* **WHAT THE TASK ASKS**:
Your task is to extract every line from the material below exactly.

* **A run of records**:
◇ ◇ ◇ ◇

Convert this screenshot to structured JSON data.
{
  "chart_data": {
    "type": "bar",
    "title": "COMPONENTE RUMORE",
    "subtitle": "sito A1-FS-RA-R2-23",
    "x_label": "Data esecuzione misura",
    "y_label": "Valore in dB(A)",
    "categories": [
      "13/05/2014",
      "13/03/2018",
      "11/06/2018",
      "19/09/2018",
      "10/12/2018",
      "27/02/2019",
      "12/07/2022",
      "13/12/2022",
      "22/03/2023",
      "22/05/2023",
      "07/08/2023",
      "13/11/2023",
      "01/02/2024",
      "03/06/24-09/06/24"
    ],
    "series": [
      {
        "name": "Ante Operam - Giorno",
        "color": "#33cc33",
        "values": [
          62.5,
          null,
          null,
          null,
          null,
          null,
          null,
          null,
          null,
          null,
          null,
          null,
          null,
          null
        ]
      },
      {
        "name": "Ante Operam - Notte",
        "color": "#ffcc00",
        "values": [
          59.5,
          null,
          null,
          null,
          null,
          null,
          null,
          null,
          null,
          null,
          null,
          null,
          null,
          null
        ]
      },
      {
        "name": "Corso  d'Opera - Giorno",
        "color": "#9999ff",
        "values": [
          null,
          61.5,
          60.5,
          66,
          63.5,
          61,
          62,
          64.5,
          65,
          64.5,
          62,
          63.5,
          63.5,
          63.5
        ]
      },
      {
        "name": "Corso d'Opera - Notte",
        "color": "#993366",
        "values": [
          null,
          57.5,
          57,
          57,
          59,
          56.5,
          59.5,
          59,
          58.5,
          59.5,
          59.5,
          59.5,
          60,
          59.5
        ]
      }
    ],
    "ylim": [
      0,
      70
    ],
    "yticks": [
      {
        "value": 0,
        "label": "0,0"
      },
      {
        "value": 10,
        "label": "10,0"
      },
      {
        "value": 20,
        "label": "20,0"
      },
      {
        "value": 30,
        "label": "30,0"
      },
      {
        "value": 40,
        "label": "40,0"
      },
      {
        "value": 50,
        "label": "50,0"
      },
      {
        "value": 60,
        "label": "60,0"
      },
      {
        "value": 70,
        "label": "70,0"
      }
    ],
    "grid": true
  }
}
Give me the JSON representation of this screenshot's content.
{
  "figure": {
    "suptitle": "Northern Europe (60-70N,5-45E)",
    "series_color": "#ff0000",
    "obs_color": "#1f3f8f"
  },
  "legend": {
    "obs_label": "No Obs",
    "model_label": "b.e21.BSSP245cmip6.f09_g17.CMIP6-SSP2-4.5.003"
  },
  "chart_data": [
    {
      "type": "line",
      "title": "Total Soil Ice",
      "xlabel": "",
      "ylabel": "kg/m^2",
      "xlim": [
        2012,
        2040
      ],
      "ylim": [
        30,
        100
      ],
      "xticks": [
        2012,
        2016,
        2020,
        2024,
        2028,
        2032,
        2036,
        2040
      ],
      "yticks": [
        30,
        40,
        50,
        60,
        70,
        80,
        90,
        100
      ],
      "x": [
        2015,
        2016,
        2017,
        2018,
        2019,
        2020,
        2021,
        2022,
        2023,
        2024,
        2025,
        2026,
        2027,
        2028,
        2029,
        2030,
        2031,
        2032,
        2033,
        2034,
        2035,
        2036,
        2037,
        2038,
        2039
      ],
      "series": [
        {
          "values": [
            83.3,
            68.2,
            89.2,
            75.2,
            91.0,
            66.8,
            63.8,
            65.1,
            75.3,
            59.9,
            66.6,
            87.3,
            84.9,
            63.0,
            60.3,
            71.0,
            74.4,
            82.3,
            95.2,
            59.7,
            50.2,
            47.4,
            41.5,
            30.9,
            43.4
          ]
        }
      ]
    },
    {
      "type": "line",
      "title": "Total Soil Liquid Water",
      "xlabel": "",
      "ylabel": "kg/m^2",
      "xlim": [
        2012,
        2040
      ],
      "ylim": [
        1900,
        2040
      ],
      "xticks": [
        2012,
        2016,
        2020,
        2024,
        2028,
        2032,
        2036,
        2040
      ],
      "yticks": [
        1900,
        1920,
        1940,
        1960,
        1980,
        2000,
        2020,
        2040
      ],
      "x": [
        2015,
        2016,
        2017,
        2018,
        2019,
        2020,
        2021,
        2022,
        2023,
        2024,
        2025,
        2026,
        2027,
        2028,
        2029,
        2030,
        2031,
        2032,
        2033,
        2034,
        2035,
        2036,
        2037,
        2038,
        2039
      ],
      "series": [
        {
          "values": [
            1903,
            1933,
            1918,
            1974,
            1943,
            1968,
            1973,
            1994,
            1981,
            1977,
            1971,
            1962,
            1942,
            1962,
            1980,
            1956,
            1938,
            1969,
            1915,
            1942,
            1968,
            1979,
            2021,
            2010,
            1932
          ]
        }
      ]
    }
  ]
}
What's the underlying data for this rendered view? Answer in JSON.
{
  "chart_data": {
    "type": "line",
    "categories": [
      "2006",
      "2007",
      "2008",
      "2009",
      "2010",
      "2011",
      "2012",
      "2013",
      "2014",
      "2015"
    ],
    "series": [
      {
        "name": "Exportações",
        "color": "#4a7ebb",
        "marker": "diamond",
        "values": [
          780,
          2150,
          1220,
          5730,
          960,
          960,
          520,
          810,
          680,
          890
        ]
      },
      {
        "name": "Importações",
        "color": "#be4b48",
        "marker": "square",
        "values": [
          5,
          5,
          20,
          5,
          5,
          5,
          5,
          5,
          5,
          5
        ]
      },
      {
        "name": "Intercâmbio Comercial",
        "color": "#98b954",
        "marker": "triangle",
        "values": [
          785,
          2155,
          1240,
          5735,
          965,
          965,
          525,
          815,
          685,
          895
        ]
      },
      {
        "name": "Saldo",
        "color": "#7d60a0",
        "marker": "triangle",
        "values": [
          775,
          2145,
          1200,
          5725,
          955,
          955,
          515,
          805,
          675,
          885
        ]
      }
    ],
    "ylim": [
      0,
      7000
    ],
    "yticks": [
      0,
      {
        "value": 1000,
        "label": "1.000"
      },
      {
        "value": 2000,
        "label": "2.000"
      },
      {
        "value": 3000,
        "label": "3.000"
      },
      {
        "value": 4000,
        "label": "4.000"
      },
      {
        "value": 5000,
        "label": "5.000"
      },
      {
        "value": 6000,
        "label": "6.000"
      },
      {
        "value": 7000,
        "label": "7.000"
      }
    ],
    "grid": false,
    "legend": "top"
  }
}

◇ ◇ ◇ ◇

* **SOLVED PROBLEM**:
Convert this screenshot to structured JSON data.
{
  "chart_data": {
    "type": "bar",
    "title": "COMPONENTE RUMORE",
    "subtitle": "sito A1-FS-RA-R2-23",
    "x_label": "Data esecuzione misura",
    "y_label": "Valore in dB(A)",
    "categories": [
      "13/05/2014",
      "13/03/2018",
      "11/06/2018",
      "19/09/2018",
      "10/12/2018",
      "27/02/2019",
      "12/07/2022",
      "13/12/2022",
      "22/03/2023",
      "22/05/2023",
      "07/08/2023",
      "13/11/2023",
      "01/02/2024",
      "03/06/24-09/06/24"
    ],
    "series": [
      {
        "name": "Ante Operam - Giorno",
        "color": "#33cc33",
        "values": [
          62.5,
          null,
          null,
          null,
          null,
          null,
          null,
          null,
          null,
          null,
          null,
          null,
          null,
          null
        ]
      },
      {
        "name": "Ante Operam - Notte",
        "color": "#ffcc00",
        "values": [
          59.5,
          null,
          null,
          null,
          null,
          null,
          null,
          null,
          null,
          null,
          null,
          null,
          null,
          null
        ]
      },
      {
        "name": "Corso  d'Opera - Giorno",
        "color": "#9999ff",
        "values": [
          null,
          61.5,
          60.5,
          66,
          63.5,
          61,
          62,
          64.5,
          65,
          64.5,
          62,
          63.5,
          63.5,
          63.5
        ]
      },
      {
        "name": "Corso d'Opera - Notte",
        "color": "#993366",
        "values": [
          null,
          57.5,
          57,
          57,
          59,
          56.5,
          59.5,
          59,
          58.5,
          59.5,
          59.5,
          59.5,
          60,
          59.5
        ]
      }
    ],
    "ylim": [
      0,
      70
    ],
    "yticks": [
      {
        "value": 0,
        "label": "0,0"
      },
      {
        "value": 10,
        "label": "10,0"
      },
      {
        "value": 20,
        "label": "20,0"
      },
      {
        "value": 30,
        "label": "30,0"
      },
      {
        "value": 40,
        "label": "40,0"
      },
      {
        "value": 50,
        "label": "50,0"
      },
      {
        "value": 60,
        "label": "60,0"
      },
      {
        "value": 70,
        "label": "70,0"
      }
    ],
    "grid": true
  }
}
Give me the JSON representation of this screenshot's content.
{
  "figure": {
    "suptitle": "Northern Europe (60-70N,5-45E)",
    "series_color": "#ff0000",
    "obs_color": "#1f3f8f"
  },
  "legend": {
    "obs_label": "No Obs",
    "model_label": "b.e21.BSSP245cmip6.f09_g17.CMIP6-SSP2-4.5.003"
  },
  "chart_data": [
    {
      "type": "line",
      "title": "Total Soil Ice",
      "xlabel": "",
      "ylabel": "kg/m^2",
      "xlim": [
        2012,
        2040
      ],
      "ylim": [
        30,
        100
      ],
      "xticks": [
        2012,
        2016,
        2020,
        2024,
        2028,
        2032,
        2036,
        2040
      ],
      "yticks": [
        30,
        40,
        50,
        60,
        70,
        80,
        90,
        100
      ],
      "x": [
        2015,
        2016,
        2017,
        2018,
        2019,
        2020,
        2021,
        2022,
        2023,
        2024,
        2025,
        2026,
        2027,
        2028,
        2029,
        2030,
        2031,
        2032,
        2033,
        2034,
        2035,
        2036,
        2037,
        2038,
        2039
      ],
      "series": [
        {
          "values": [
            83.3,
            68.2,
            89.2,
            75.2,
            91.0,
            66.8,
            63.8,
            65.1,
            75.3,
            59.9,
            66.6,
            87.3,
            84.9,
            63.0,
            60.3,
            71.0,
            74.4,
            82.3,
            95.2,
            59.7,
            50.2,
            47.4,
            41.5,
            30.9,
            43.4
          ]
        }
      ]
    },
    {
      "type": "line",
      "title": "Total Soil Liquid Water",
      "xlabel": "",
      "ylabel": "kg/m^2",
      "xlim": [
        2012,
        2040
      ],
      "ylim": [
        1900,
        2040
      ],
      "xticks": [
        2012,
        2016,
        2020,
        2024,
        2028,
        2032,
        2036,
        2040
      ],
      "yticks": [
        1900,
        1920,
        1940,
        1960,
        1980,
        2000,
        2020,
        2040
      ],
      "x": [
        2015,
        2016,
        2017,
        2018,
        2019,
        2020,
        2021,
        2022,
        2023,
        2024,
        2025,
        2026,
        2027,
        2028,
        2029,
        2030,
        2031,
        2032,
        2033,
        2034,
        2035,
        2036,
        2037,
        2038,
        2039
      ],
      "series": [
        {
          "values": [
            1903,
            1933,
            1918,
            1974,
            1943,
            1968,
            1973,
            1994,
            1981,
            1977,
            1971,
            1962,
            1942,
            1962,
            1980,
            1956,
            1938,
            1969,
            1915,
            1942,
            1968,
            1979,
            2021,
            2010,
            1932
          ]
        }
      ]
    }
  ]
}
What's the underlying data for this rendered view? Answer in JSON.
{
  "chart_data": {
    "type": "line",
    "categories": [
      "2006",
      "2007",
      "2008",
      "2009",
      "2010",
      "2011",
      "2012",
      "2013",
      "2014",
      "2015"
    ],
    "series": [
      {
        "name": "Exportações",
        "color": "#4a7ebb",
        "marker": "diamond",
        "values": [
          780,
          2150,
          1220,
          5730,
          960,
          960,
          520,
          810,
          680,
          890
        ]
      },
      {
        "name": "Importações",
        "color": "#be4b48",
        "marker": "square",
        "values": [
          5,
          5,
          20,
          5,
          5,
          5,
          5,
          5,
          5,
          5
        ]
      },
      {
        "name": "Intercâmbio Comercial",
        "color": "#98b954",
        "marker": "triangle",
        "values": [
          785,
          2155,
          1240,
          5735,
          965,
          965,
          525,
          815,
          685,
          895
        ]
      },
      {
        "name": "Saldo",
        "color": "#7d60a0",
        "marker": "triangle",
        "values": [
          775,
          2145,
          1200,
          5725,
          955,
          955,
          515,
          805,
          675,
          885
        ]
      }
    ],
    "ylim": [
      0,
      7000
    ],
    "yticks": [
      0,
      {
        "value": 1000,
        "label": "1.000"
      },
      {
        "value": 2000,
        "label": "2.000"
      },
      {
        "value": 3000,
        "label": "3.000"
      },
      {
        "value": 4000,
        "label": "4.000"
      },
      {
        "value": 5000,
        "label": "5.000"
      },
      {
        "value": 6000,
        "label": "6.000"
      },
      {
        "value": 7000,
        "label": "7.000"
      }
    ],
    "grid": false,
    "legend": "top"
  }
}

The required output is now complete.